◆ **DIRECTIONS FOR THIS TASK**: Write out each line exactly as given. Leave the pictures out of your copy.

◆ **DATA**:
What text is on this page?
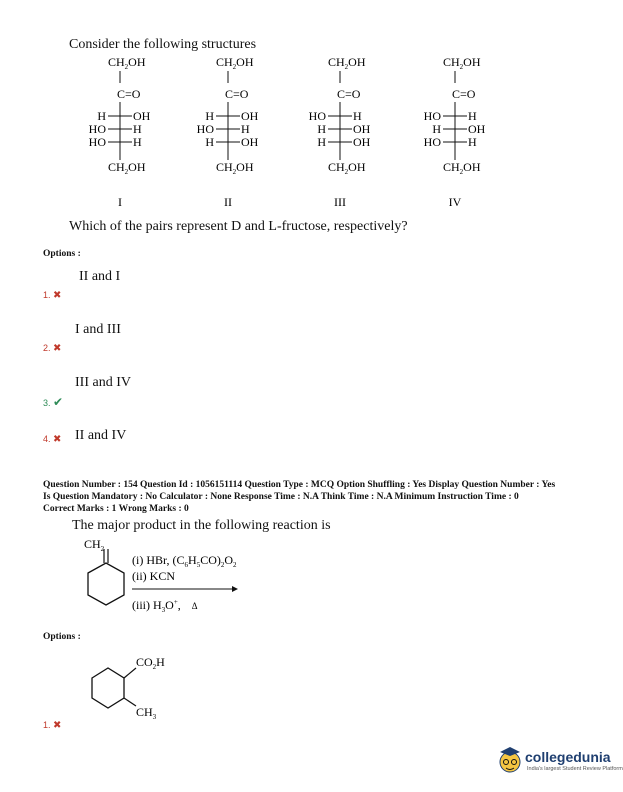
Consider the following structures
$CH_2OH$
C=O
H OH
HO H
HO H
$CH_2OH$
I
$CH_2OH$
C=O
H OH
HO H
H OH
$CH_2OH$
II
$CH_2OH$
C=O
HO H
H OH
H OH
$CH_2OH$
III
$CH_2OH$
C=O
HO H
H OH
HO H
$CH_2OH$
IV
Which of the pairs represent D and L-fructose, respectively?
Options :
II and I
1. ✖
I and III
2. ✖
III and IV
3. ✔
II and IV
4. ✖
Question Number : 154 Question Id : 1056151114 Question Type : MCQ Option Shuffling : Yes Display Question Number : Yes
Is Question Mandatory : No Calculator : None Response Time : N.A Think Time : N.A Minimum Instruction Time : 0
Correct Marks : 1 Wrong Marks : 0
The major product in the following reaction is
$CH_2$
(i) HBr, $(C_6H_5CO)_2O_2$
(ii) KCN
(iii) $H_3O^+$, Δ
Options :
$CO_2H$
$CH_3$
1. ✖
collegedunia
India's largest Student Review Platform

◆ **WRITTEN ANSWER**:
What text is on this page?
Consider the following structures
$CH_2OH$
C=O
H OH
HO H
HO H
$CH_2OH$
I
$CH_2OH$
C=O
H OH
HO H
H OH
$CH_2OH$
II
$CH_2OH$
C=O
HO H
H OH
H OH
$CH_2OH$
III
$CH_2OH$
C=O
HO H
H OH
HO H
$CH_2OH$
IV
Which of the pairs represent D and L-fructose, respectively?
Options :
II and I
1. ✖
I and III
2. ✖
III and IV
3. ✔
II and IV
4. ✖
Question Number : 154 Question Id : 1056151114 Question Type : MCQ Option Shuffling : Yes Display Question Number : Yes
Is Question Mandatory : No Calculator : None Response Time : N.A Think Time : N.A Minimum Instruction Time : 0
Correct Marks : 1 Wrong Marks : 0
The major product in the following reaction is
$CH_2$
(i) HBr, $(C_6H_5CO)_2O_2$
(ii) KCN
(iii) $H_3O^+$, Δ
Options :
$CO_2H$
$CH_3$
1. ✖
collegedunia
India's largest Student Review Platform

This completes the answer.